Records shown —
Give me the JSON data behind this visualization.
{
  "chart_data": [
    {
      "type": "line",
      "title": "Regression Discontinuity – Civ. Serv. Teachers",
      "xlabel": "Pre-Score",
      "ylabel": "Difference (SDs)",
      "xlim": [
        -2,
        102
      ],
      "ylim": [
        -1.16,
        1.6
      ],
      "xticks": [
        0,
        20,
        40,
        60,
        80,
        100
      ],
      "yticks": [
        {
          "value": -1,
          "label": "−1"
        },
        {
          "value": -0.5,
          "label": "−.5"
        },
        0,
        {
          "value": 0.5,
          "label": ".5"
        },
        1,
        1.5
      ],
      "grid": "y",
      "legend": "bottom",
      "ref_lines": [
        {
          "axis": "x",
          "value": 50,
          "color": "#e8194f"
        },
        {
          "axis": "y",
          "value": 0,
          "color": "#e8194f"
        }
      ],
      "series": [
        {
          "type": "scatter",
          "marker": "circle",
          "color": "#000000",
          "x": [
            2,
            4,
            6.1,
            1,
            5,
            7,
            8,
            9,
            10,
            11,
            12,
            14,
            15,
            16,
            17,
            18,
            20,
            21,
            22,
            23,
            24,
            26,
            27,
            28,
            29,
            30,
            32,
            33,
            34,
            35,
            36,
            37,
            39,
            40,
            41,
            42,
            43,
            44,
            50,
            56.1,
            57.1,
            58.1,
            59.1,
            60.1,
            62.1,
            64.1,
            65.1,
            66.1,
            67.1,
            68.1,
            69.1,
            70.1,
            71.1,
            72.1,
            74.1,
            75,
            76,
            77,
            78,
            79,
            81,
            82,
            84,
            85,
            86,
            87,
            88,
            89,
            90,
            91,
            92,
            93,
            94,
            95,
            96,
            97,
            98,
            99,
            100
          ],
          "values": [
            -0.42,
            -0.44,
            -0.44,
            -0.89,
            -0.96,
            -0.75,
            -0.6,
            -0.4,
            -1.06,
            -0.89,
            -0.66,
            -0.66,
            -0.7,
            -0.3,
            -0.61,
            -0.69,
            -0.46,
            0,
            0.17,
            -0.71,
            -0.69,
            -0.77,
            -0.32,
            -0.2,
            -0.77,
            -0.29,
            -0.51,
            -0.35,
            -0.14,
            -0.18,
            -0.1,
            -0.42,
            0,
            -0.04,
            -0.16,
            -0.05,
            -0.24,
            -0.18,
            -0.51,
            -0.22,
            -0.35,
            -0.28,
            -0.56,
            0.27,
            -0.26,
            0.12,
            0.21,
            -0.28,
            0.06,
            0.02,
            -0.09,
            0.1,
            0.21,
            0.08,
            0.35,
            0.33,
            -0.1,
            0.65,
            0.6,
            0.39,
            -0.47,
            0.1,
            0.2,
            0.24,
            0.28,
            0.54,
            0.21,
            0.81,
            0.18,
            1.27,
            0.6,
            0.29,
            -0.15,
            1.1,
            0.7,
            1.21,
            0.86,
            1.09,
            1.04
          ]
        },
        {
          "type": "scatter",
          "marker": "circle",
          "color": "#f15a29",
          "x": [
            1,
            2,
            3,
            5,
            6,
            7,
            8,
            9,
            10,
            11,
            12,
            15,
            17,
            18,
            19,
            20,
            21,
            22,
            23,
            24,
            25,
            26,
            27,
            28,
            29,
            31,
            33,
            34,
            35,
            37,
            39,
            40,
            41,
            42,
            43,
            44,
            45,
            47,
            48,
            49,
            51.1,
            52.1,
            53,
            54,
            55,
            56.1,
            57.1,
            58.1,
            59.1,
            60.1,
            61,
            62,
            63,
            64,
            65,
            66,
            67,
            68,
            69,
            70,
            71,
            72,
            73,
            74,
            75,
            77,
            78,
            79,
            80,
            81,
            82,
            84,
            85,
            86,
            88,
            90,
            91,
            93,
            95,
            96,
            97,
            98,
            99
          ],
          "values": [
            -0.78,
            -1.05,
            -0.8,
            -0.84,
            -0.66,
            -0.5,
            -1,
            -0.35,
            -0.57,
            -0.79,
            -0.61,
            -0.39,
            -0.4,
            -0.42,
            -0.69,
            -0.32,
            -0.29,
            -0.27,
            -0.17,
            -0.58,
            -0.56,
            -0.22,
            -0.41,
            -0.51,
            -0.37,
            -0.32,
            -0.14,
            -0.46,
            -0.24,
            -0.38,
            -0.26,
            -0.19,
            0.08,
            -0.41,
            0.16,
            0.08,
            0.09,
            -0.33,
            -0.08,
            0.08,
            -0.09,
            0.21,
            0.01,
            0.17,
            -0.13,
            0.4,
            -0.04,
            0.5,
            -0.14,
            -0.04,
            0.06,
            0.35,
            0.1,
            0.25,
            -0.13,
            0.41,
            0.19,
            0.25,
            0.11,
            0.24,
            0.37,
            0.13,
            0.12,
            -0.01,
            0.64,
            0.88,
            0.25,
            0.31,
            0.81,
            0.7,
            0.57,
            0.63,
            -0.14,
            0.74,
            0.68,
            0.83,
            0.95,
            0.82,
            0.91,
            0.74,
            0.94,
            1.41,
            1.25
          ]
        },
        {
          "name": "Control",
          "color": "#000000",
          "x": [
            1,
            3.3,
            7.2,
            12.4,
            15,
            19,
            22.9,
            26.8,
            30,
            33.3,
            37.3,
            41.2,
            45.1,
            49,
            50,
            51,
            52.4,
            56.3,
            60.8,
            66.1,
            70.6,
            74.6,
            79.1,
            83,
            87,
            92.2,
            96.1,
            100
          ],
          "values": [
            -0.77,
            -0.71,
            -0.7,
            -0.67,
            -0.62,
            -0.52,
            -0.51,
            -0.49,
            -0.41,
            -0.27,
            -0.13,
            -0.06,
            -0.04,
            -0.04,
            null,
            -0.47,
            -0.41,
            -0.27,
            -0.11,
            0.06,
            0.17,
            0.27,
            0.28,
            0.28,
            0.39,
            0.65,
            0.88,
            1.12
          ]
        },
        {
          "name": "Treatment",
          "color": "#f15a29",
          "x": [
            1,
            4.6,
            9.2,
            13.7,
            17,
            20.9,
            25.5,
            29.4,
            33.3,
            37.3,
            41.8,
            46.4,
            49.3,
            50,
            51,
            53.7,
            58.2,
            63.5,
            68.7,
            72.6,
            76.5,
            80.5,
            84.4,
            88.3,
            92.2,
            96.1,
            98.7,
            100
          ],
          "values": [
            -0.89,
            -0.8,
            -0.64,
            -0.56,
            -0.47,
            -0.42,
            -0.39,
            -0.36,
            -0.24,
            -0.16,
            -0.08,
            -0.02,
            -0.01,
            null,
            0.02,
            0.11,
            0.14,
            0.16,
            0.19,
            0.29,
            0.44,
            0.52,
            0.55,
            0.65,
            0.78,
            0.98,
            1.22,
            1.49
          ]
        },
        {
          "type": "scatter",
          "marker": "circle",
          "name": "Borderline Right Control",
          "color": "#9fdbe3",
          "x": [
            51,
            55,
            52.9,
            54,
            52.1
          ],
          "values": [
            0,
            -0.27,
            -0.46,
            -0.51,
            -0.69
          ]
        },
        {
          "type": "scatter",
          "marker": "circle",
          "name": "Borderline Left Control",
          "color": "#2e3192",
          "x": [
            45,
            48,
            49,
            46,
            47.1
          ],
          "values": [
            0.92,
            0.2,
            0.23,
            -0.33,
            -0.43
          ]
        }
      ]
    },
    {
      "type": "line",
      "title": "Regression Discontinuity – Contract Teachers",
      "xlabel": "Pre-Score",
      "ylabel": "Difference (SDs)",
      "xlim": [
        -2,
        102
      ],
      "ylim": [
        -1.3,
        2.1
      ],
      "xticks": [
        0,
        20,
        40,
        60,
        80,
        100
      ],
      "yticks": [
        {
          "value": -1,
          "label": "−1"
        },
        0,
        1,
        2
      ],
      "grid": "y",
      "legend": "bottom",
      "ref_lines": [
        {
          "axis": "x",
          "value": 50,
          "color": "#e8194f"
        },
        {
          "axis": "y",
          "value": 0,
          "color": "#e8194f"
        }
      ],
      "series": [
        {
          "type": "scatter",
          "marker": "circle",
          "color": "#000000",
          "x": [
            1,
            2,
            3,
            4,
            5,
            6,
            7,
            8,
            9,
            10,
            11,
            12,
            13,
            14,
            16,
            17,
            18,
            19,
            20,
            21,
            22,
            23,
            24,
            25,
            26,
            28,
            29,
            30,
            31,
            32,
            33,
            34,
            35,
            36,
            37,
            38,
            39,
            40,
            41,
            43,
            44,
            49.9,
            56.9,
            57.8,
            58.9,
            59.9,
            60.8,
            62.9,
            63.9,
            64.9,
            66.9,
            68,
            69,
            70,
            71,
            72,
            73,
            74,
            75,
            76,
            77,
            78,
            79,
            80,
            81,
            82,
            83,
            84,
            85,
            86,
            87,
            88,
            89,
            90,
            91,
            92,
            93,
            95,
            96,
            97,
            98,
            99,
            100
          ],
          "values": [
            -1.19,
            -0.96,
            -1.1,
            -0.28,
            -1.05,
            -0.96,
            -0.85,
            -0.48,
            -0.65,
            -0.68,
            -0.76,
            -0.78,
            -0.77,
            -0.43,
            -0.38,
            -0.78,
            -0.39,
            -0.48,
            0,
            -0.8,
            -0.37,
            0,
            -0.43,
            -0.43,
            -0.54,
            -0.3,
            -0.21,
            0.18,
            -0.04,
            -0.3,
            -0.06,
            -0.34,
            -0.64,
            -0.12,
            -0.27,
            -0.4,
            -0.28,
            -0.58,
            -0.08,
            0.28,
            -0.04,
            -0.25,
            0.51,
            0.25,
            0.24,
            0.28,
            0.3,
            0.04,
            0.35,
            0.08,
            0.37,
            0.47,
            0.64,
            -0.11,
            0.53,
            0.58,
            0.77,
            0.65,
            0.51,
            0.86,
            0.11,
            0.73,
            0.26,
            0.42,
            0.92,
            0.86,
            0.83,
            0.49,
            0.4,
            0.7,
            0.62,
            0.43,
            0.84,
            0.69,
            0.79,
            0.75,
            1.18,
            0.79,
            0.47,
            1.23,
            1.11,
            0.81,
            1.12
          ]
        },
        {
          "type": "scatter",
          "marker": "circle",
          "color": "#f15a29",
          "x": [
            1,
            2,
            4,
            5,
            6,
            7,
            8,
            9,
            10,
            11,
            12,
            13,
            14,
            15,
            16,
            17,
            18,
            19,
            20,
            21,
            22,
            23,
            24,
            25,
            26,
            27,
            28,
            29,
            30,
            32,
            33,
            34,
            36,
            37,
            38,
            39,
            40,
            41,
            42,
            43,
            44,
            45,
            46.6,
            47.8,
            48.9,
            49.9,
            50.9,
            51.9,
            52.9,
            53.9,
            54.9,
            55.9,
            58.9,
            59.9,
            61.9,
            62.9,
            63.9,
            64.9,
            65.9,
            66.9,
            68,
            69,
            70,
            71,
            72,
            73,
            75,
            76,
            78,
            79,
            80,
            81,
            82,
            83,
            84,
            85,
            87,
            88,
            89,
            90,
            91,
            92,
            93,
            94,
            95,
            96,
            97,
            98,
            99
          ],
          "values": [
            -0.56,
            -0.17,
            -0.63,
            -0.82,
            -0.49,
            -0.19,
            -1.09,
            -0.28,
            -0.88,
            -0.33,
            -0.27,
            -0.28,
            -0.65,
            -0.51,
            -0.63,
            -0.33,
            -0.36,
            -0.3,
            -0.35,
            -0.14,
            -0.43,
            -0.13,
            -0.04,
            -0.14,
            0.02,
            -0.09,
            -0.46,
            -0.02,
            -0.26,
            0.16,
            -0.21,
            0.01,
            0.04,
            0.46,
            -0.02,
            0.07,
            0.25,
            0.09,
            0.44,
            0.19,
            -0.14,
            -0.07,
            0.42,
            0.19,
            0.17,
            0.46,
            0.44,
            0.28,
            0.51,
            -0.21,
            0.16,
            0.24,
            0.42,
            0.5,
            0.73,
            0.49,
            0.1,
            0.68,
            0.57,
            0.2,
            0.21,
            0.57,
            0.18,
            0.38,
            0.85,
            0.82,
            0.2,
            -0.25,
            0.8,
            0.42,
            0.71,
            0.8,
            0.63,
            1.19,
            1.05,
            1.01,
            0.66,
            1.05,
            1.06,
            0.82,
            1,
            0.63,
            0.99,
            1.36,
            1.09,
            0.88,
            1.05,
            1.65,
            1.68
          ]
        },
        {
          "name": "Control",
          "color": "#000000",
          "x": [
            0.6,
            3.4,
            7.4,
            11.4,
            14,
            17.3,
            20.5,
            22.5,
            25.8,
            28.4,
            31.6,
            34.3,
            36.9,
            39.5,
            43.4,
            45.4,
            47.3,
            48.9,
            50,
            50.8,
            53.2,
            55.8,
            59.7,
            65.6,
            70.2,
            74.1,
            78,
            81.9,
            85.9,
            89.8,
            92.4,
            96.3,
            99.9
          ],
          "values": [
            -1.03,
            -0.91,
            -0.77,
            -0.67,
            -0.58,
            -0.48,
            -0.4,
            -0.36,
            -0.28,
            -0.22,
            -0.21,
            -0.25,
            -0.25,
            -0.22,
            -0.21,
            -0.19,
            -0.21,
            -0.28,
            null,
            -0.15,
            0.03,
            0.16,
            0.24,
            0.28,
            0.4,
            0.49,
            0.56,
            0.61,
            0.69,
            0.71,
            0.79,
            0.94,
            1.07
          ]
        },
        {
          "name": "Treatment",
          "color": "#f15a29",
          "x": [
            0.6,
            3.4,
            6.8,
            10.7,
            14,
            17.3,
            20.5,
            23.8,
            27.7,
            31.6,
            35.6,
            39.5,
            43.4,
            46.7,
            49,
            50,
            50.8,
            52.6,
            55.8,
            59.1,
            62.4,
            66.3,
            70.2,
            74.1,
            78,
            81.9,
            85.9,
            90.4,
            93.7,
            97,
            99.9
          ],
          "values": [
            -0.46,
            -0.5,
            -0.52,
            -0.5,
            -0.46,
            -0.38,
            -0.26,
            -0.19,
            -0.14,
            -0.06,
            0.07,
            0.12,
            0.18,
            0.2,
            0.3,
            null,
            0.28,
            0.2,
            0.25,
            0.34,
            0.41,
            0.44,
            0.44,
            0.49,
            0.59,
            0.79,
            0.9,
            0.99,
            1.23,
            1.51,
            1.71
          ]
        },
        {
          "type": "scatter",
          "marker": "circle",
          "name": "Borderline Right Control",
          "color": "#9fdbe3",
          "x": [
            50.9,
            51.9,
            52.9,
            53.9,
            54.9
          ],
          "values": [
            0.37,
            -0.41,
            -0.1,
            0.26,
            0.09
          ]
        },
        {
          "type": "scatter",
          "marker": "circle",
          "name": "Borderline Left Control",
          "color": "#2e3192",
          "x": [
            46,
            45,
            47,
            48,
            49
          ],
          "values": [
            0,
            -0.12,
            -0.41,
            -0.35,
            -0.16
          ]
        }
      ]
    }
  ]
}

Requirement — Scan the material line by line and report each one that contains "Discontinuity".

Full answer —
      "title": "Regression Discontinuity – Civ. Serv. Teachers",
      "title": "Regression Discontinuity – Contract Teachers",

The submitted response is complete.